* [Work instructions] Keep only the lines that hold the string "centrale", filtering out the rest of the entries below.

* [Stored records]
+ + + +

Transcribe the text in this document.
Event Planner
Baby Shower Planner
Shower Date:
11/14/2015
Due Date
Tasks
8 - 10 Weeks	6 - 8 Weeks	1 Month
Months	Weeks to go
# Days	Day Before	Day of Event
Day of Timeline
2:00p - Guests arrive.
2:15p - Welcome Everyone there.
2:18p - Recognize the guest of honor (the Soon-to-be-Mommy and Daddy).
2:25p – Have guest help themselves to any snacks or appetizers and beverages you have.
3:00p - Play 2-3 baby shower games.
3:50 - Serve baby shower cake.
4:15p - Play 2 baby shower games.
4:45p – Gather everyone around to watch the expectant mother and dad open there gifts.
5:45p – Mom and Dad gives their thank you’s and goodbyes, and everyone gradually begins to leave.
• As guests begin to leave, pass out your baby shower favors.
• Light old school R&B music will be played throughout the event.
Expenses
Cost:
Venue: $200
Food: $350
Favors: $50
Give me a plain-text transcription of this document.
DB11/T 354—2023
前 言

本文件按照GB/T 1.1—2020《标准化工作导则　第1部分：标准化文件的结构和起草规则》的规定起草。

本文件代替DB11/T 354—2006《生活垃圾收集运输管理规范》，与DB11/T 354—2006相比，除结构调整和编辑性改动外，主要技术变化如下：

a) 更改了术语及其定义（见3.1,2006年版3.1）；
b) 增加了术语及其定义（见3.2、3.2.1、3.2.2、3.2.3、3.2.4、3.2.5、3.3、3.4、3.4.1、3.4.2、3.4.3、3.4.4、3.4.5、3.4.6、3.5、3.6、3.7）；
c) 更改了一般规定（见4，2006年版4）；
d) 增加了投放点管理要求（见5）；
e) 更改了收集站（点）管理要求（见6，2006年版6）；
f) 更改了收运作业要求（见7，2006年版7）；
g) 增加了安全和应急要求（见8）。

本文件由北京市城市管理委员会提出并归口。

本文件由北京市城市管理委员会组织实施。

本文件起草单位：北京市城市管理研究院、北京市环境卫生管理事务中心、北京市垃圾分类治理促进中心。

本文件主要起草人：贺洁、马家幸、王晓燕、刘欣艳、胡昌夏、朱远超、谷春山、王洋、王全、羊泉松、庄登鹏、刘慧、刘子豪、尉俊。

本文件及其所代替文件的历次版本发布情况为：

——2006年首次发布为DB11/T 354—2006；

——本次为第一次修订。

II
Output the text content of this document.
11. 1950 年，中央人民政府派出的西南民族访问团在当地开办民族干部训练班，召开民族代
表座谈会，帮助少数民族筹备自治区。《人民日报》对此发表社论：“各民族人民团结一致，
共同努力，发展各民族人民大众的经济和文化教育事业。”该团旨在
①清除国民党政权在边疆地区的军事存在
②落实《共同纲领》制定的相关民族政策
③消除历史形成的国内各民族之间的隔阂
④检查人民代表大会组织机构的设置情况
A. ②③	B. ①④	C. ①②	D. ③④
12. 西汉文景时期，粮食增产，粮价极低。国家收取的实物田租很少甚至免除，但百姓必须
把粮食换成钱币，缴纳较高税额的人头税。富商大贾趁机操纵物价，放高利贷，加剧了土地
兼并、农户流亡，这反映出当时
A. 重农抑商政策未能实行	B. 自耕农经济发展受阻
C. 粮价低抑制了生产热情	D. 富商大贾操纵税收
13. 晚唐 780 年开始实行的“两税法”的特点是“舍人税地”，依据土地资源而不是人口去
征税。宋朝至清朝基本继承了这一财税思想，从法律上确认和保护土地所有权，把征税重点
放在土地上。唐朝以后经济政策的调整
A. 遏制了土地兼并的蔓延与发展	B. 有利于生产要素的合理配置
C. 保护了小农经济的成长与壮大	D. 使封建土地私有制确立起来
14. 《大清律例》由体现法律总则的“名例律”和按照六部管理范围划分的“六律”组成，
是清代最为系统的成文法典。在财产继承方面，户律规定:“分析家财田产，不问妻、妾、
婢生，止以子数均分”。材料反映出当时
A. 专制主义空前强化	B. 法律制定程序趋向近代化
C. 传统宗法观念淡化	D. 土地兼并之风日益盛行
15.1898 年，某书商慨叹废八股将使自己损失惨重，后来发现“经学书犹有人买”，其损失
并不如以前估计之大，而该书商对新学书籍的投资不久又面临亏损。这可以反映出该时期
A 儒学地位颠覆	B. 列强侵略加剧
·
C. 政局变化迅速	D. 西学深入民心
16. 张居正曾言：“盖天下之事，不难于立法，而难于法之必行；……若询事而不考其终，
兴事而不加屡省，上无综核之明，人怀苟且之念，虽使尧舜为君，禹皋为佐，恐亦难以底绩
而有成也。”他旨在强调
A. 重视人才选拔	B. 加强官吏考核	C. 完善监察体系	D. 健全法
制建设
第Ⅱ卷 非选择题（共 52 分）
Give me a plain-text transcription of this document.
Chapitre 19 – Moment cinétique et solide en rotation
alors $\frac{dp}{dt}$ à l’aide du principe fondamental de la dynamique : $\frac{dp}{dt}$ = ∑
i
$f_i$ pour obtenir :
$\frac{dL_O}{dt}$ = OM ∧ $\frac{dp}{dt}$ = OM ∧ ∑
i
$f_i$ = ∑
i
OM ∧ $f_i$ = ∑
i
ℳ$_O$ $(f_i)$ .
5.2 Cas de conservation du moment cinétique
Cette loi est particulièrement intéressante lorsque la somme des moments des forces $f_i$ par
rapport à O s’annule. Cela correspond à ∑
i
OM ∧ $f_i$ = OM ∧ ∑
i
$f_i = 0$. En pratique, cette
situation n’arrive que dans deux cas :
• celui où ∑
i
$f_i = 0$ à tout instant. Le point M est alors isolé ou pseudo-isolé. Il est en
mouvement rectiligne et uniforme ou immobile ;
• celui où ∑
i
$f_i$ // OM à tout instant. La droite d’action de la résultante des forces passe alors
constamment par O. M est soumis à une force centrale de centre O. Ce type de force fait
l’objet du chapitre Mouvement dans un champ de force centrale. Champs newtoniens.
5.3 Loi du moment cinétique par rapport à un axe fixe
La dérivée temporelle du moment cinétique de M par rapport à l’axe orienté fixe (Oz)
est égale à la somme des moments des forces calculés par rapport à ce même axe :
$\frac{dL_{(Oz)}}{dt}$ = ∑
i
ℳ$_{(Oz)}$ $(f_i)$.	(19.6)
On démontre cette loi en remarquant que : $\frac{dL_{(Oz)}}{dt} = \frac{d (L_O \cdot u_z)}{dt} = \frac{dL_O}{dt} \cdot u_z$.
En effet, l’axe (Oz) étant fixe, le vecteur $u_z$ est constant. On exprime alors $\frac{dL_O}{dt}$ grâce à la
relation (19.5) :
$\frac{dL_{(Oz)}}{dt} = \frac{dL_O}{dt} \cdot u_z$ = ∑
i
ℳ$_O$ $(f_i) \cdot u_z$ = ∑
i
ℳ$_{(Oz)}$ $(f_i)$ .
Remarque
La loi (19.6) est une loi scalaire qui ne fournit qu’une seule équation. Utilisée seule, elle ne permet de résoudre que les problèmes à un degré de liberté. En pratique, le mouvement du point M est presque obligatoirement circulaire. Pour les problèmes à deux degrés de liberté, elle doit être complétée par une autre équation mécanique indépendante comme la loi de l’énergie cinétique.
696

+ + + +

* [Solution to this problem]
constamment par O. M est soumis à une force centrale de centre O. Ce type de force fait
l’objet du chapitre Mouvement dans un champ de force centrale. Champs newtoniens.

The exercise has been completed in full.